● **OBJECTIF**: Donnez sous forme de liste numérotée les lignes allant de la ligne qui contient « pan-icon[interactable]: ✥ (62, 7, 80, 25) » jusqu'à la ligne qui contient « cut-icon[interactable]: ✂ (38, 65, 56, 83) », ces deux lignes comprises. Omettez les lignes vides.

____ LIGNES D'ENTRÉE

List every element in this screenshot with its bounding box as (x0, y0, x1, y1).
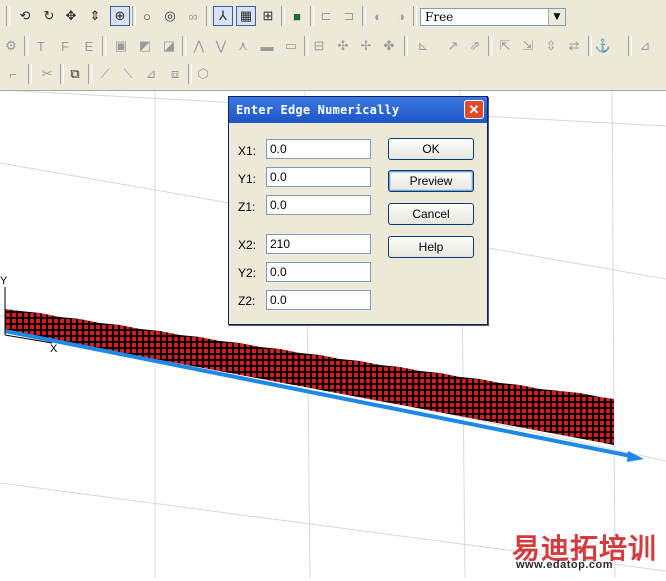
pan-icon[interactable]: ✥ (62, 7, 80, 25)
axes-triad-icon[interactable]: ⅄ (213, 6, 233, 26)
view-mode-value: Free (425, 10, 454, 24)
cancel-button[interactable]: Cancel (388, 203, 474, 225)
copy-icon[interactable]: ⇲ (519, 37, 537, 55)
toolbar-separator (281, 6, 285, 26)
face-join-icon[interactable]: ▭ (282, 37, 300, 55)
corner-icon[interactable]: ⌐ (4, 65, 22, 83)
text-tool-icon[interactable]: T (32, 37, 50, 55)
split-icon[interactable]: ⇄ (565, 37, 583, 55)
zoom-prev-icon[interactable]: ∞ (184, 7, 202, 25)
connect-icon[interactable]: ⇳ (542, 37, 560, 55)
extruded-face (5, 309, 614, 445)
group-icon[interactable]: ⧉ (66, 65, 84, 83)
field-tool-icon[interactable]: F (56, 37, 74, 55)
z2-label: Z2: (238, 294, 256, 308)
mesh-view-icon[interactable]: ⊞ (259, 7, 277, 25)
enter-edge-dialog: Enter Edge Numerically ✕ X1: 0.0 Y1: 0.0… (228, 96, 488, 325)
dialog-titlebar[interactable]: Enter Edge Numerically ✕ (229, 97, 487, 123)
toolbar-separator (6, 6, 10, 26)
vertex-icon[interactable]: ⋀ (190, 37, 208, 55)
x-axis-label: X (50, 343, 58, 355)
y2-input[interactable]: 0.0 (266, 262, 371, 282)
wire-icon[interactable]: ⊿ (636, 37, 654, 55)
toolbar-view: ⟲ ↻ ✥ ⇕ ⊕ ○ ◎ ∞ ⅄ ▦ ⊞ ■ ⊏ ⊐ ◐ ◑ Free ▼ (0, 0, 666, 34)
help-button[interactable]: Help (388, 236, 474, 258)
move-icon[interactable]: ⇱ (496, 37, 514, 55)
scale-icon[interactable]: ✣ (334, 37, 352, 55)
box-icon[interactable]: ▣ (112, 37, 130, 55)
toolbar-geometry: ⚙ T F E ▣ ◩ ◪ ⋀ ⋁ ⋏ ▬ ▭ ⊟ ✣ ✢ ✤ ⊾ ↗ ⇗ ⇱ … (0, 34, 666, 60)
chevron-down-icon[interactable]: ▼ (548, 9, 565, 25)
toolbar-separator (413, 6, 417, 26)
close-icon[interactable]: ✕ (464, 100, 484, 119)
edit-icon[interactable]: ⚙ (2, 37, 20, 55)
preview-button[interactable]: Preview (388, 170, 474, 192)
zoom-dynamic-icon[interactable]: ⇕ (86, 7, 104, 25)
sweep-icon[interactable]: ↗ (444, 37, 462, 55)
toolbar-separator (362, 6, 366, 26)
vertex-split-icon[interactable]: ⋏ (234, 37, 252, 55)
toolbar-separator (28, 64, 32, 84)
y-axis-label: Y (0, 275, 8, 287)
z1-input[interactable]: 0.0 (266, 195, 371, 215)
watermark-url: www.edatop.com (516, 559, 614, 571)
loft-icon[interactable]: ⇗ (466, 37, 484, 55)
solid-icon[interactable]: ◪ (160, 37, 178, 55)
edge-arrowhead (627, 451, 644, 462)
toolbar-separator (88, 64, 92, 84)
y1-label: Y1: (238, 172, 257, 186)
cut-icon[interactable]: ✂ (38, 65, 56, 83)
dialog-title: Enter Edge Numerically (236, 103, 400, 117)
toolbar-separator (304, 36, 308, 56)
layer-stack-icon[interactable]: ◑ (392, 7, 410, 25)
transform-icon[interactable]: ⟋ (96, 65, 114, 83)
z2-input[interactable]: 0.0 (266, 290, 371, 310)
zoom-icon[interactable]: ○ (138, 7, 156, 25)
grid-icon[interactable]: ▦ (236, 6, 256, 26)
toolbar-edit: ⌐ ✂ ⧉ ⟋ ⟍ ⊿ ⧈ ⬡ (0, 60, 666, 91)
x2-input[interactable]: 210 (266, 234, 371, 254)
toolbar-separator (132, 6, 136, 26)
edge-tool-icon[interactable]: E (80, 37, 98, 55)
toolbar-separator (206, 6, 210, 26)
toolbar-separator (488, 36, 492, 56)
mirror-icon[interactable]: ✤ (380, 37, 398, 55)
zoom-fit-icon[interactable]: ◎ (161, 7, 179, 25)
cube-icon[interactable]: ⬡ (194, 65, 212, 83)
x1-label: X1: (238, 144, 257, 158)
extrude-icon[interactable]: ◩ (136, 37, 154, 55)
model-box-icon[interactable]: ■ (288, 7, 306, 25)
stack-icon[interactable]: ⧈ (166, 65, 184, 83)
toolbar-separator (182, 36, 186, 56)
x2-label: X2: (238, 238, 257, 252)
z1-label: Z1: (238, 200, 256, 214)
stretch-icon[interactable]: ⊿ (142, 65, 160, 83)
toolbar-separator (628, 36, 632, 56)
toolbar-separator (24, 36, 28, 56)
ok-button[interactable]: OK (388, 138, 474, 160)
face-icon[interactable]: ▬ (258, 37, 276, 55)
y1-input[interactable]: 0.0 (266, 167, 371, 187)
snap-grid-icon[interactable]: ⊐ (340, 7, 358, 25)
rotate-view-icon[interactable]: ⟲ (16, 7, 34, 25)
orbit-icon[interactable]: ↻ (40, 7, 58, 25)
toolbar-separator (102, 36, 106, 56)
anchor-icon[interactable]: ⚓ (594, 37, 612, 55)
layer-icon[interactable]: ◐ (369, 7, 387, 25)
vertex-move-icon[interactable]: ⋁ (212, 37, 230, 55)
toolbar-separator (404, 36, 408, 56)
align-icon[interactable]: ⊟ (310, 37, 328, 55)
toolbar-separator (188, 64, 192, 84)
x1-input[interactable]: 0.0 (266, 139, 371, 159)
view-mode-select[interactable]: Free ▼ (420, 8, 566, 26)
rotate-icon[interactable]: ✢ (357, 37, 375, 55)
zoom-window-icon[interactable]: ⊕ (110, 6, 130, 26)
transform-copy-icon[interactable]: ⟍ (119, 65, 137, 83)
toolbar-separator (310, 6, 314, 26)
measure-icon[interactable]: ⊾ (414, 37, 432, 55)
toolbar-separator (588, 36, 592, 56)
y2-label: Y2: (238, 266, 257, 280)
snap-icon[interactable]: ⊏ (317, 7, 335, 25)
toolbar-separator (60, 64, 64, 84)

________
____ LIGNES D'ENTRÉE

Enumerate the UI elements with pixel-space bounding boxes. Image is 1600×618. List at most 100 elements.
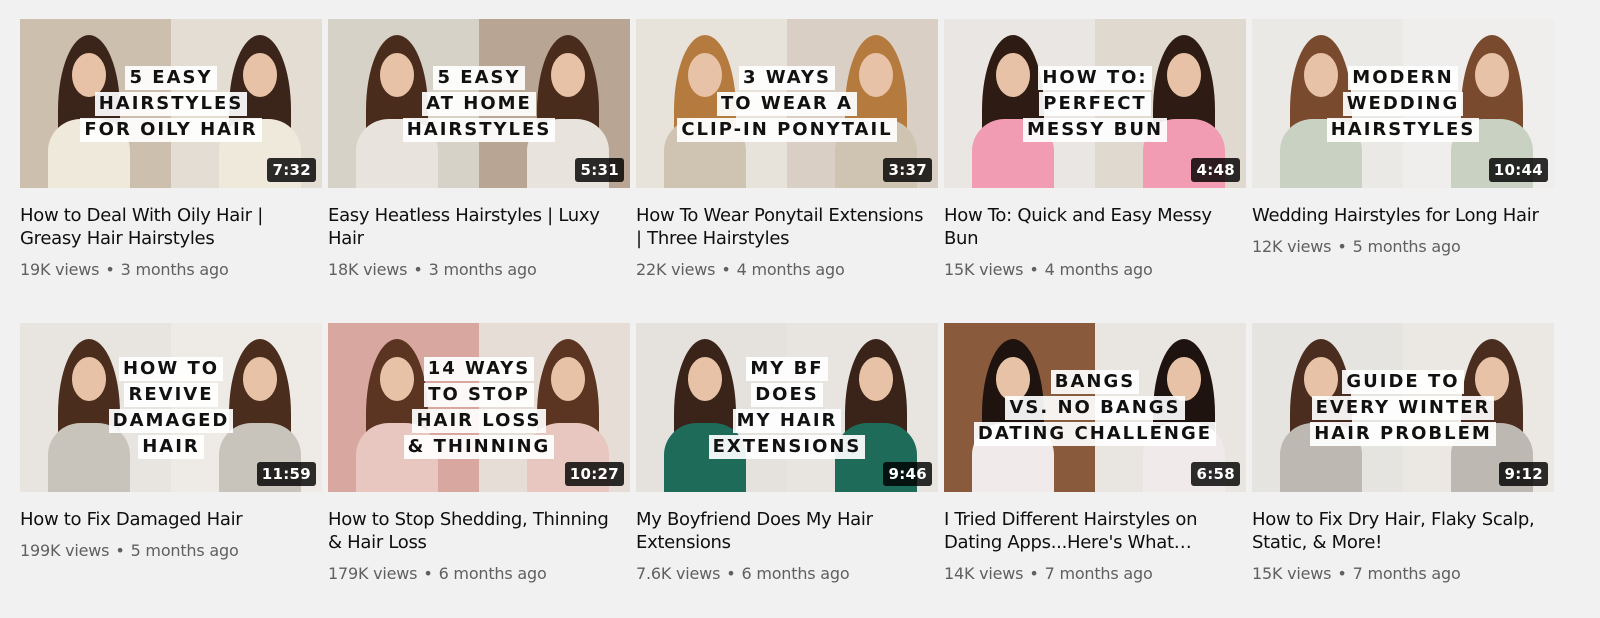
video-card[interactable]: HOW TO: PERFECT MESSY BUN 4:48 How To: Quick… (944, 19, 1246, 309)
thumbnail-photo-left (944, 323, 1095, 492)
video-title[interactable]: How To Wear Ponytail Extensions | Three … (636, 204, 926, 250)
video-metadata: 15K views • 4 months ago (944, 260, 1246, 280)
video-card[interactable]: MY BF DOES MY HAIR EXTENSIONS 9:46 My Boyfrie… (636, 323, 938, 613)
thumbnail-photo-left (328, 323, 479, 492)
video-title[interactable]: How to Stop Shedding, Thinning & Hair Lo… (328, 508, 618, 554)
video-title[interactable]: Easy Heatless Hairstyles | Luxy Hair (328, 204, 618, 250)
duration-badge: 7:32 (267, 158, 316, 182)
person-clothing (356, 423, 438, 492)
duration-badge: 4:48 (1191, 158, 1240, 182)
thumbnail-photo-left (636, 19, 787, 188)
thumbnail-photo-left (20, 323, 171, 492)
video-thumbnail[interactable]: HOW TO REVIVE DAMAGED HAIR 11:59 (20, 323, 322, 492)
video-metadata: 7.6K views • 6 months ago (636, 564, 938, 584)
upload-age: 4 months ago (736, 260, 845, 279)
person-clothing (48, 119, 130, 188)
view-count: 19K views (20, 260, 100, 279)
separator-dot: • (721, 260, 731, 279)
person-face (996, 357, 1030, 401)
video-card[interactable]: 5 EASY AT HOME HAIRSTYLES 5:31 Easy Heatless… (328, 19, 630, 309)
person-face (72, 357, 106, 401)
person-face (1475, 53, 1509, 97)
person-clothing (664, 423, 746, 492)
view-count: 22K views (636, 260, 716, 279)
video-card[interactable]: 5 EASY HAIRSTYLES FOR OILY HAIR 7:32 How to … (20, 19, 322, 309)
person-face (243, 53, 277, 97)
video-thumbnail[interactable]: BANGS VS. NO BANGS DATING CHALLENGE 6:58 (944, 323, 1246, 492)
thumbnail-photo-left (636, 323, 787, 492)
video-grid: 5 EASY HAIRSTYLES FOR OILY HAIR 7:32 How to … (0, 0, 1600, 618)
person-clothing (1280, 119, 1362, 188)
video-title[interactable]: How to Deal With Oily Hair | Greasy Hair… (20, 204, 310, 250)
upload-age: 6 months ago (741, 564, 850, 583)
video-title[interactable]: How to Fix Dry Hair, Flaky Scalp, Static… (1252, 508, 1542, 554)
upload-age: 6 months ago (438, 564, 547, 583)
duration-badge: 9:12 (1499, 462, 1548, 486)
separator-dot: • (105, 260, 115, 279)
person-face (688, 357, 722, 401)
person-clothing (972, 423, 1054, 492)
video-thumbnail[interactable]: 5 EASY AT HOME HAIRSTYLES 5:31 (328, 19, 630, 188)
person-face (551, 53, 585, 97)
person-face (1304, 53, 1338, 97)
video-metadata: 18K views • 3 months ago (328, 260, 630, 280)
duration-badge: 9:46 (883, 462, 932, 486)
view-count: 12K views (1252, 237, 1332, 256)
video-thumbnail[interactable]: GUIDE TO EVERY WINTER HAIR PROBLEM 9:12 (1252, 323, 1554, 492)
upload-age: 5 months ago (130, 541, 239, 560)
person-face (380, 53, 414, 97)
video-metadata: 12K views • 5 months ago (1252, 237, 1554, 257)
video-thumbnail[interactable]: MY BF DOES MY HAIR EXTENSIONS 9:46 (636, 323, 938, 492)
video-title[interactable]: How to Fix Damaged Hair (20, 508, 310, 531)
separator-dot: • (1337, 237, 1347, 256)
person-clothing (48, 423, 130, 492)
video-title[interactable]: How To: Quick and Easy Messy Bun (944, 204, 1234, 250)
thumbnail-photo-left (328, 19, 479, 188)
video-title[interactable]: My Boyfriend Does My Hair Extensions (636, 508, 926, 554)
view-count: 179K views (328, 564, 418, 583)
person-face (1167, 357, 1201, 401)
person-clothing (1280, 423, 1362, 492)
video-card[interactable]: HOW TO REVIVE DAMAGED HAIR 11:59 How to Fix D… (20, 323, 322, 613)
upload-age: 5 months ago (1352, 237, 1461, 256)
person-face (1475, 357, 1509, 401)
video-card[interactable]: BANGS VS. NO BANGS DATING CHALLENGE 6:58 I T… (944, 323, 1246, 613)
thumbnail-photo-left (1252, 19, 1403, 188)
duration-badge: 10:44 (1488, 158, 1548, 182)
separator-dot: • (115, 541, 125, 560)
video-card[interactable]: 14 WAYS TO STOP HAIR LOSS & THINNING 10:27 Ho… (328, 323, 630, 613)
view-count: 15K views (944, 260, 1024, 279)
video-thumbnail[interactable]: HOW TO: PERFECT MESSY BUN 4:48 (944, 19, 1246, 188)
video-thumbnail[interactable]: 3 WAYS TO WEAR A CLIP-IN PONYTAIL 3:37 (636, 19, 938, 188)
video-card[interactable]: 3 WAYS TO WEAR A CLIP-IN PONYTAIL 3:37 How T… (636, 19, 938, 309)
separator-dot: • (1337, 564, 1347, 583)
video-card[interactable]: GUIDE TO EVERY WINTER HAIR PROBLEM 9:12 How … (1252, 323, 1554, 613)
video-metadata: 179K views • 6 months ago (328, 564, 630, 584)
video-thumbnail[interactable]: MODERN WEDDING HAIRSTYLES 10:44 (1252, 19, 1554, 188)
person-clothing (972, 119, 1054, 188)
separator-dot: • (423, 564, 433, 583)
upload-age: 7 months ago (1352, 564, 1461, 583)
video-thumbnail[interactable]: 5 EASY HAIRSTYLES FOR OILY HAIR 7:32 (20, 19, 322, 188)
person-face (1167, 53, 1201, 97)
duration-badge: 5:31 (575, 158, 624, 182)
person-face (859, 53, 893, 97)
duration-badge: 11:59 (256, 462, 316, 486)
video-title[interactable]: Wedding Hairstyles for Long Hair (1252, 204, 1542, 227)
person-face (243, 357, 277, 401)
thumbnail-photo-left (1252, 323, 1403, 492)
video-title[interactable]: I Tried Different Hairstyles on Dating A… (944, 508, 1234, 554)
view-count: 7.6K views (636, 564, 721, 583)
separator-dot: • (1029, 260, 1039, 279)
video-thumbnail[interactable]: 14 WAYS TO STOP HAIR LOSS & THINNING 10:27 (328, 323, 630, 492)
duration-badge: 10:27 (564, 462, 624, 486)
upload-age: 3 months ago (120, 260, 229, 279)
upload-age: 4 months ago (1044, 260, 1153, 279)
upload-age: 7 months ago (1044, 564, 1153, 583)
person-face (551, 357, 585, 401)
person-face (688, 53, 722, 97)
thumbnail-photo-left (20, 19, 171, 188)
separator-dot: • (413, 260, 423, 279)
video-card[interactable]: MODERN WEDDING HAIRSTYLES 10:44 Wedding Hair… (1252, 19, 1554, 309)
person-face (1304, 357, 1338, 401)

________
____ LIGNES D'ENTRÉE

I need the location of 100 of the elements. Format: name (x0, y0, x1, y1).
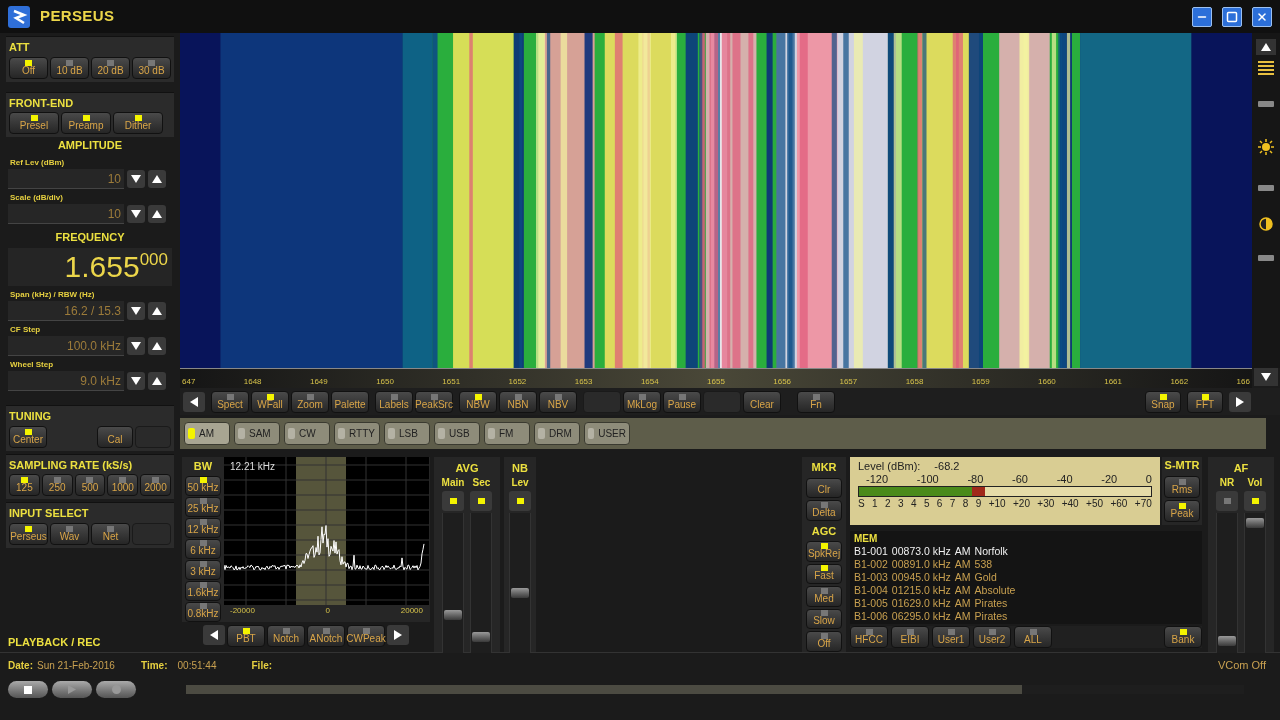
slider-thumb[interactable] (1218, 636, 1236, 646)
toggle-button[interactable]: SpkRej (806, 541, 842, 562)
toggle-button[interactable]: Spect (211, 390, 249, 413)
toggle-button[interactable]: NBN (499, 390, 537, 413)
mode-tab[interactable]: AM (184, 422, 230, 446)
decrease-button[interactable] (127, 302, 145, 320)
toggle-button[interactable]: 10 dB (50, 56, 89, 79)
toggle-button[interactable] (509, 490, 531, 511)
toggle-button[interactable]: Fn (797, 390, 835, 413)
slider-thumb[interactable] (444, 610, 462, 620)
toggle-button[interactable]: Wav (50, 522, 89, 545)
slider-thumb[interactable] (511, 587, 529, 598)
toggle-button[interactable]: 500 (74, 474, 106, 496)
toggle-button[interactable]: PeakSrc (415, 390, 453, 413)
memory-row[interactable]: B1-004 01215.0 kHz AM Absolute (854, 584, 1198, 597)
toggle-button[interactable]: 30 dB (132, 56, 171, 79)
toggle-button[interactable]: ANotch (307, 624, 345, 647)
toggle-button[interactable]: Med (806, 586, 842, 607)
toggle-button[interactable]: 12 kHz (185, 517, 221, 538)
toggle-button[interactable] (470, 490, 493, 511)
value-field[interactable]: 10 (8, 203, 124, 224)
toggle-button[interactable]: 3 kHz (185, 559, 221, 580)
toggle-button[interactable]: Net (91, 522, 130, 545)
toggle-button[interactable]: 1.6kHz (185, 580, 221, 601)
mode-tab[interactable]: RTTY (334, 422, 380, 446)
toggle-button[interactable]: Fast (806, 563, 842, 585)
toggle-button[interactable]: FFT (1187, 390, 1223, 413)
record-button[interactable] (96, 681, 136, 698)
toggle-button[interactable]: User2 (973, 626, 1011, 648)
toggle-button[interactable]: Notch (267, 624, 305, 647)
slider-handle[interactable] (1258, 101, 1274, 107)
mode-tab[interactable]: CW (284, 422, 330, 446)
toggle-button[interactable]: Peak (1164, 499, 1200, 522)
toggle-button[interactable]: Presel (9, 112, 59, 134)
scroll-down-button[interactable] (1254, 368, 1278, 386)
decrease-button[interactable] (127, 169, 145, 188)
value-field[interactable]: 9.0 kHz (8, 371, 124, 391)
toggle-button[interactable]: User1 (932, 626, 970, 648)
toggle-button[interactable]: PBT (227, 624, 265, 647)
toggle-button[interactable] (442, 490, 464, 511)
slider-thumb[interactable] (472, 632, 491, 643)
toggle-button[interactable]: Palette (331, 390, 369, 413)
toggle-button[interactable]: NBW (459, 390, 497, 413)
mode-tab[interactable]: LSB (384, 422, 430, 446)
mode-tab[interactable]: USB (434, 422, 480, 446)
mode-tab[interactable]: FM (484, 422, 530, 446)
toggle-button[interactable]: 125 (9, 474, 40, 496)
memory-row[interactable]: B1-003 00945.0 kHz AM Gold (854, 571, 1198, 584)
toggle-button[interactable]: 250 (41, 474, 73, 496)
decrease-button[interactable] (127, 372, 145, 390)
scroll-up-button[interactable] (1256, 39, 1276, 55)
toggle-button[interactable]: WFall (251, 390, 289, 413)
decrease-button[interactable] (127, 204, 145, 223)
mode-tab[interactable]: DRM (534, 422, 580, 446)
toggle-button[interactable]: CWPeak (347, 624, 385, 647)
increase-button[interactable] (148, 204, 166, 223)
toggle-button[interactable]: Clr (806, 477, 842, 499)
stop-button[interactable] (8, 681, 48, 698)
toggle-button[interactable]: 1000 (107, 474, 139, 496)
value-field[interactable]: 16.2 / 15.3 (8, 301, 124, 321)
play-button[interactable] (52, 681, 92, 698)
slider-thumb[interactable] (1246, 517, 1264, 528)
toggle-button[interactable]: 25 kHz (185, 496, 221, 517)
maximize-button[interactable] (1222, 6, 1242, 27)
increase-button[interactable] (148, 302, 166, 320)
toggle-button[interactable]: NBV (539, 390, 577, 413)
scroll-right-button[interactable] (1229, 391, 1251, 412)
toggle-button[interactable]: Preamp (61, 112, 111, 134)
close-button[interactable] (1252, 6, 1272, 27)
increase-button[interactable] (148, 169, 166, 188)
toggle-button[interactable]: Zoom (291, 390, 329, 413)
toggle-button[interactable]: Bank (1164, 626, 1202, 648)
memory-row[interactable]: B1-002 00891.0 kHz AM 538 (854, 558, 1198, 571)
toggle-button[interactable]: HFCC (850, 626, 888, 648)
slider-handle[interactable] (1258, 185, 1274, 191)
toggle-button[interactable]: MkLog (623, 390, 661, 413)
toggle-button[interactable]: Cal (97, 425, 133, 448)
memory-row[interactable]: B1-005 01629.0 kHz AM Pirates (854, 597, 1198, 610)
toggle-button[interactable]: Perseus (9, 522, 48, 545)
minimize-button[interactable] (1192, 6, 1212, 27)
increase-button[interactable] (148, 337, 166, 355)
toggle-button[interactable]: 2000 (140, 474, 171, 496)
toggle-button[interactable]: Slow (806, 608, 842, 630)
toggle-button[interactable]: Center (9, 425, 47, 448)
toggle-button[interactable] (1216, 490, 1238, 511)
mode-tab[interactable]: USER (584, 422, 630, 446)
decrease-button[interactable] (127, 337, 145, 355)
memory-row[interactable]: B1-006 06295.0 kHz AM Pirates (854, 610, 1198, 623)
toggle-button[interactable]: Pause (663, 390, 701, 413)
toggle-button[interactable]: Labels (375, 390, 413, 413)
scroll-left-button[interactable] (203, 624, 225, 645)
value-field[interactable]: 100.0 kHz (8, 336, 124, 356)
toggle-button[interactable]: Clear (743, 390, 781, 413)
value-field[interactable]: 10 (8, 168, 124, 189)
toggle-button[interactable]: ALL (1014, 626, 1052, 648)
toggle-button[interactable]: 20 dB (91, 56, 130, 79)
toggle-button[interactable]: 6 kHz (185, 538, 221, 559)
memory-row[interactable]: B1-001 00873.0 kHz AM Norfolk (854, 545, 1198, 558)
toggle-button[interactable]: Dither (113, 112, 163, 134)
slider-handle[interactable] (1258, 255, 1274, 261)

________

● **CORRIGÉ**:
1. pan-icon[interactable]: ✥ (62, 7, 80, 25)
2. axes-triad-icon[interactable]: ⅄ (213, 6, 233, 26)
3. view-mode-value: Free (425, 10, 454, 24)
4. cancel-button[interactable]: Cancel (388, 203, 474, 225)
5. copy-icon[interactable]: ⇲ (519, 37, 537, 55)
6. toolbar-separator (281, 6, 285, 26)
7. face-join-icon[interactable]: ▭ (282, 37, 300, 55)
8. corner-icon[interactable]: ⌐ (4, 65, 22, 83)
9. text-tool-icon[interactable]: T (32, 37, 50, 55)
10. split-icon[interactable]: ⇄ (565, 37, 583, 55)
11. zoom-prev-icon[interactable]: ∞ (184, 7, 202, 25)
12. connect-icon[interactable]: ⇳ (542, 37, 560, 55)
13. extruded-face (5, 309, 614, 445)
14. group-icon[interactable]: ⧉ (66, 65, 84, 83)
15. field-tool-icon[interactable]: F (56, 37, 74, 55)
16. z2-label: Z2: (238, 294, 256, 308)
17. mesh-view-icon[interactable]: ⊞ (259, 7, 277, 25)
18. enter-edge-dialog: Enter Edge Numerically ✕ X1: 0.0 Y1: 0.0… (228, 96, 488, 325)
19. dialog-titlebar[interactable]: Enter Edge Numerically ✕ (229, 97, 487, 123)
20. toolbar-separator (6, 6, 10, 26)
21. vertex-icon[interactable]: ⋀ (190, 37, 208, 55)
22. x-axis-label: X (50, 343, 58, 355)
23. y2-input[interactable]: 0.0 (266, 262, 371, 282)
24. wire-icon[interactable]: ⊿ (636, 37, 654, 55)
25. toolbar-view: ⟲ ↻ ✥ ⇕ ⊕ ○ ◎ ∞ ⅄ ▦ ⊞ ■ ⊏ ⊐ ◐ ◑ Free ▼ (0, 0, 666, 34)
26. help-button[interactable]: Help (388, 236, 474, 258)
27. move-icon[interactable]: ⇱ (496, 37, 514, 55)
28. scale-icon[interactable]: ✣ (334, 37, 352, 55)
29. box-icon[interactable]: ▣ (112, 37, 130, 55)
30. toolbar-geometry: ⚙ T F E ▣ ◩ ◪ ⋀ ⋁ ⋏ ▬ ▭ ⊟ ✣ ✢ ✤ ⊾ ↗ ⇗ ⇱ … (0, 34, 666, 60)
31. chevron-down-icon[interactable]: ▼ (548, 9, 565, 25)
32. toolbar-separator (413, 6, 417, 26)
33. close-icon[interactable]: ✕ (464, 100, 484, 119)
34. edit-icon[interactable]: ⚙ (2, 37, 20, 55)
35. preview-button[interactable]: Preview (388, 170, 474, 192)
36. zoom-dynamic-icon[interactable]: ⇕ (86, 7, 104, 25)
37. sweep-icon[interactable]: ↗ (444, 37, 462, 55)
38. toolbar-separator (362, 6, 366, 26)
39. vertex-split-icon[interactable]: ⋏ (234, 37, 252, 55)
40. toolbar-separator (28, 64, 32, 84)
41. y-axis-label: Y (0, 275, 8, 287)
42. z1-input[interactable]: 0.0 (266, 195, 371, 215)
43. watermark-url: www.edatop.com (516, 559, 614, 571)
44. loft-icon[interactable]: ⇗ (466, 37, 484, 55)
45. solid-icon[interactable]: ◪ (160, 37, 178, 55)
46. edge-arrowhead (627, 451, 644, 462)
47. toolbar-separator (88, 64, 92, 84)
48. y1-label: Y1: (238, 172, 257, 186)
49. cut-icon[interactable]: ✂ (38, 65, 56, 83)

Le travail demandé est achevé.